-- EXERCISE REQUIREMENTS --
Extract the full set of records that follows, word for word.

————————

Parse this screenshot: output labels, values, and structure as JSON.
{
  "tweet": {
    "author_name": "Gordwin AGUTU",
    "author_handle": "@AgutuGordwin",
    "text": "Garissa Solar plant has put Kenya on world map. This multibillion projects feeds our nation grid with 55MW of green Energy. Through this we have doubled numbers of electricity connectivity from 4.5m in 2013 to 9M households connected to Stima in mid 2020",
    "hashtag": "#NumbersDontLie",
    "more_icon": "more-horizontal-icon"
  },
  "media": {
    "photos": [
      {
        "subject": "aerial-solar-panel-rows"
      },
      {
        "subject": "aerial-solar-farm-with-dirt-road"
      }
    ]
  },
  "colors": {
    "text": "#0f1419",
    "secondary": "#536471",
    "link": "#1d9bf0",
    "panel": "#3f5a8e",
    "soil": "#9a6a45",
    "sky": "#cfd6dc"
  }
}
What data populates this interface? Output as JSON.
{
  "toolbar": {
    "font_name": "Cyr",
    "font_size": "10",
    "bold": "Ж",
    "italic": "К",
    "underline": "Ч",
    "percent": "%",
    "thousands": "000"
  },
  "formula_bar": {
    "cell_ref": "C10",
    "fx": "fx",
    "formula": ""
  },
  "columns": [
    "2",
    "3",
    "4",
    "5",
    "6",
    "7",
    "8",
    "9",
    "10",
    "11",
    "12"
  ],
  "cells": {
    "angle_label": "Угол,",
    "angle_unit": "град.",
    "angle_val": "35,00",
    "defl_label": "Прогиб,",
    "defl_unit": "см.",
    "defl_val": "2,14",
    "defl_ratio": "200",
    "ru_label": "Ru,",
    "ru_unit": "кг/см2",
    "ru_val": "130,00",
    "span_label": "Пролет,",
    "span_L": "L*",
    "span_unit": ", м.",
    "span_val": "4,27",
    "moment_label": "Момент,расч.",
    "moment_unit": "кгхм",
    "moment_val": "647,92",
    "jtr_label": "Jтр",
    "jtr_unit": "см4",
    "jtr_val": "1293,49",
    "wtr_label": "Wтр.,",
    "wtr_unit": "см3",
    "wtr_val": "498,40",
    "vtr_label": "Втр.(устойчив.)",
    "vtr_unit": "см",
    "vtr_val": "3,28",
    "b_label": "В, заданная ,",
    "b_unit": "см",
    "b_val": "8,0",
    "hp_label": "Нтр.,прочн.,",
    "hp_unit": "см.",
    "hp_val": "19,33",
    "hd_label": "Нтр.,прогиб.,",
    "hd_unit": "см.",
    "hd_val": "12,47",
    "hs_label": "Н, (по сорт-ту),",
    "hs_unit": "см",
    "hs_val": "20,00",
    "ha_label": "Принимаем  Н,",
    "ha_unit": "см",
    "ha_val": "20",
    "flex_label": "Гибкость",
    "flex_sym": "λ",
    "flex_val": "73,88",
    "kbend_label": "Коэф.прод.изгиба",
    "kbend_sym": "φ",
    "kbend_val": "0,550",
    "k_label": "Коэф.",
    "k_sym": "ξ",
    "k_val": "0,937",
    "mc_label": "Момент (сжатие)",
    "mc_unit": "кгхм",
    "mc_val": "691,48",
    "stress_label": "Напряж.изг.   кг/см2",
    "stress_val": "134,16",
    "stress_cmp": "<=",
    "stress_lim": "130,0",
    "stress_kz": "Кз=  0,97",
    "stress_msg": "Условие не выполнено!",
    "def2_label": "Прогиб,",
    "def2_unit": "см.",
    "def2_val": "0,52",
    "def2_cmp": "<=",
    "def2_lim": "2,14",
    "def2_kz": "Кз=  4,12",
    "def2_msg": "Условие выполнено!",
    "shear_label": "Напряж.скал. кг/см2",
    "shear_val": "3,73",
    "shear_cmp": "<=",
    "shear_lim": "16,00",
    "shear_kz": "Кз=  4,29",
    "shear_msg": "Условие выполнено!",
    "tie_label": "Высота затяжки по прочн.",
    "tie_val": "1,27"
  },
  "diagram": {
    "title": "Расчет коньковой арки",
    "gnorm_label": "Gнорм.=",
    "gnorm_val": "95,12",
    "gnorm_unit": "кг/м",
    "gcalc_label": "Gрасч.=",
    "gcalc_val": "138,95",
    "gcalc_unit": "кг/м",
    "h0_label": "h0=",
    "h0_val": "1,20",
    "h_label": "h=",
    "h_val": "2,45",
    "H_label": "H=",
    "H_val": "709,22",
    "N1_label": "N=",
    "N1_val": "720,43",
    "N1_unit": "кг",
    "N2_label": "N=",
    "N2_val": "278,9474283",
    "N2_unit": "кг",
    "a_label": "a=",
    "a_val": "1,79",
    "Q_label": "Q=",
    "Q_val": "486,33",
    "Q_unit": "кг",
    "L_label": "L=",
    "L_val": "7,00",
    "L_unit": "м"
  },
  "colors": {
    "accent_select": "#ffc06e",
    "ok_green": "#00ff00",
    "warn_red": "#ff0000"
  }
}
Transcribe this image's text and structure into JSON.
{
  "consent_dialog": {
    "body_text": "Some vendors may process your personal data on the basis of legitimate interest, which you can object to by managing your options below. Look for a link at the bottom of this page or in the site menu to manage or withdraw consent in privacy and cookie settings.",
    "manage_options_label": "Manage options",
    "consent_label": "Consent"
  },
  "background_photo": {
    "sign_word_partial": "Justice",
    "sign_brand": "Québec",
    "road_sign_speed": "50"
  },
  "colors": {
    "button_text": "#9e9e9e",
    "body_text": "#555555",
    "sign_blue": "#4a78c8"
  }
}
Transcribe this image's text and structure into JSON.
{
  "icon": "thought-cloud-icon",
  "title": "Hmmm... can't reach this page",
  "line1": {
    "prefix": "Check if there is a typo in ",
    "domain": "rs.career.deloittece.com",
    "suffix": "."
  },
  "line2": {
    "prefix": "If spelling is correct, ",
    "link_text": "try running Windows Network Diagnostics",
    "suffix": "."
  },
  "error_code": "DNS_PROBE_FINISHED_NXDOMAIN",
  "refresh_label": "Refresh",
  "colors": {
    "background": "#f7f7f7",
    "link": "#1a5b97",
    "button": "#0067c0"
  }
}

————————

-- THE SOLUTION --
Parse this screenshot: output labels, values, and structure as JSON.
{
  "tweet": {
    "author_name": "Gordwin AGUTU",
    "author_handle": "@AgutuGordwin",
    "text": "Garissa Solar plant has put Kenya on world map. This multibillion projects feeds our nation grid with 55MW of green Energy. Through this we have doubled numbers of electricity connectivity from 4.5m in 2013 to 9M households connected to Stima in mid 2020",
    "hashtag": "#NumbersDontLie",
    "more_icon": "more-horizontal-icon"
  },
  "media": {
    "photos": [
      {
        "subject": "aerial-solar-panel-rows"
      },
      {
        "subject": "aerial-solar-farm-with-dirt-road"
      }
    ]
  },
  "colors": {
    "text": "#0f1419",
    "secondary": "#536471",
    "link": "#1d9bf0",
    "panel": "#3f5a8e",
    "soil": "#9a6a45",
    "sky": "#cfd6dc"
  }
}
What data populates this interface? Output as JSON.
{
  "toolbar": {
    "font_name": "Cyr",
    "font_size": "10",
    "bold": "Ж",
    "italic": "К",
    "underline": "Ч",
    "percent": "%",
    "thousands": "000"
  },
  "formula_bar": {
    "cell_ref": "C10",
    "fx": "fx",
    "formula": ""
  },
  "columns": [
    "2",
    "3",
    "4",
    "5",
    "6",
    "7",
    "8",
    "9",
    "10",
    "11",
    "12"
  ],
  "cells": {
    "angle_label": "Угол,",
    "angle_unit": "град.",
    "angle_val": "35,00",
    "defl_label": "Прогиб,",
    "defl_unit": "см.",
    "defl_val": "2,14",
    "defl_ratio": "200",
    "ru_label": "Ru,",
    "ru_unit": "кг/см2",
    "ru_val": "130,00",
    "span_label": "Пролет,",
    "span_L": "L*",
    "span_unit": ", м.",
    "span_val": "4,27",
    "moment_label": "Момент,расч.",
    "moment_unit": "кгхм",
    "moment_val": "647,92",
    "jtr_label": "Jтр",
    "jtr_unit": "см4",
    "jtr_val": "1293,49",
    "wtr_label": "Wтр.,",
    "wtr_unit": "см3",
    "wtr_val": "498,40",
    "vtr_label": "Втр.(устойчив.)",
    "vtr_unit": "см",
    "vtr_val": "3,28",
    "b_label": "В, заданная ,",
    "b_unit": "см",
    "b_val": "8,0",
    "hp_label": "Нтр.,прочн.,",
    "hp_unit": "см.",
    "hp_val": "19,33",
    "hd_label": "Нтр.,прогиб.,",
    "hd_unit": "см.",
    "hd_val": "12,47",
    "hs_label": "Н, (по сорт-ту),",
    "hs_unit": "см",
    "hs_val": "20,00",
    "ha_label": "Принимаем  Н,",
    "ha_unit": "см",
    "ha_val": "20",
    "flex_label": "Гибкость",
    "flex_sym": "λ",
    "flex_val": "73,88",
    "kbend_label": "Коэф.прод.изгиба",
    "kbend_sym": "φ",
    "kbend_val": "0,550",
    "k_label": "Коэф.",
    "k_sym": "ξ",
    "k_val": "0,937",
    "mc_label": "Момент (сжатие)",
    "mc_unit": "кгхм",
    "mc_val": "691,48",
    "stress_label": "Напряж.изг.   кг/см2",
    "stress_val": "134,16",
    "stress_cmp": "<=",
    "stress_lim": "130,0",
    "stress_kz": "Кз=  0,97",
    "stress_msg": "Условие не выполнено!",
    "def2_label": "Прогиб,",
    "def2_unit": "см.",
    "def2_val": "0,52",
    "def2_cmp": "<=",
    "def2_lim": "2,14",
    "def2_kz": "Кз=  4,12",
    "def2_msg": "Условие выполнено!",
    "shear_label": "Напряж.скал. кг/см2",
    "shear_val": "3,73",
    "shear_cmp": "<=",
    "shear_lim": "16,00",
    "shear_kz": "Кз=  4,29",
    "shear_msg": "Условие выполнено!",
    "tie_label": "Высота затяжки по прочн.",
    "tie_val": "1,27"
  },
  "diagram": {
    "title": "Расчет коньковой арки",
    "gnorm_label": "Gнорм.=",
    "gnorm_val": "95,12",
    "gnorm_unit": "кг/м",
    "gcalc_label": "Gрасч.=",
    "gcalc_val": "138,95",
    "gcalc_unit": "кг/м",
    "h0_label": "h0=",
    "h0_val": "1,20",
    "h_label": "h=",
    "h_val": "2,45",
    "H_label": "H=",
    "H_val": "709,22",
    "N1_label": "N=",
    "N1_val": "720,43",
    "N1_unit": "кг",
    "N2_label": "N=",
    "N2_val": "278,9474283",
    "N2_unit": "кг",
    "a_label": "a=",
    "a_val": "1,79",
    "Q_label": "Q=",
    "Q_val": "486,33",
    "Q_unit": "кг",
    "L_label": "L=",
    "L_val": "7,00",
    "L_unit": "м"
  },
  "colors": {
    "accent_select": "#ffc06e",
    "ok_green": "#00ff00",
    "warn_red": "#ff0000"
  }
}
Transcribe this image's text and structure into JSON.
{
  "consent_dialog": {
    "body_text": "Some vendors may process your personal data on the basis of legitimate interest, which you can object to by managing your options below. Look for a link at the bottom of this page or in the site menu to manage or withdraw consent in privacy and cookie settings.",
    "manage_options_label": "Manage options",
    "consent_label": "Consent"
  },
  "background_photo": {
    "sign_word_partial": "Justice",
    "sign_brand": "Québec",
    "road_sign_speed": "50"
  },
  "colors": {
    "button_text": "#9e9e9e",
    "body_text": "#555555",
    "sign_blue": "#4a78c8"
  }
}
Transcribe this image's text and structure into JSON.
{
  "icon": "thought-cloud-icon",
  "title": "Hmmm... can't reach this page",
  "line1": {
    "prefix": "Check if there is a typo in ",
    "domain": "rs.career.deloittece.com",
    "suffix": "."
  },
  "line2": {
    "prefix": "If spelling is correct, ",
    "link_text": "try running Windows Network Diagnostics",
    "suffix": "."
  },
  "error_code": "DNS_PROBE_FINISHED_NXDOMAIN",
  "refresh_label": "Refresh",
  "colors": {
    "background": "#f7f7f7",
    "link": "#1a5b97",
    "button": "#0067c0"
  }
}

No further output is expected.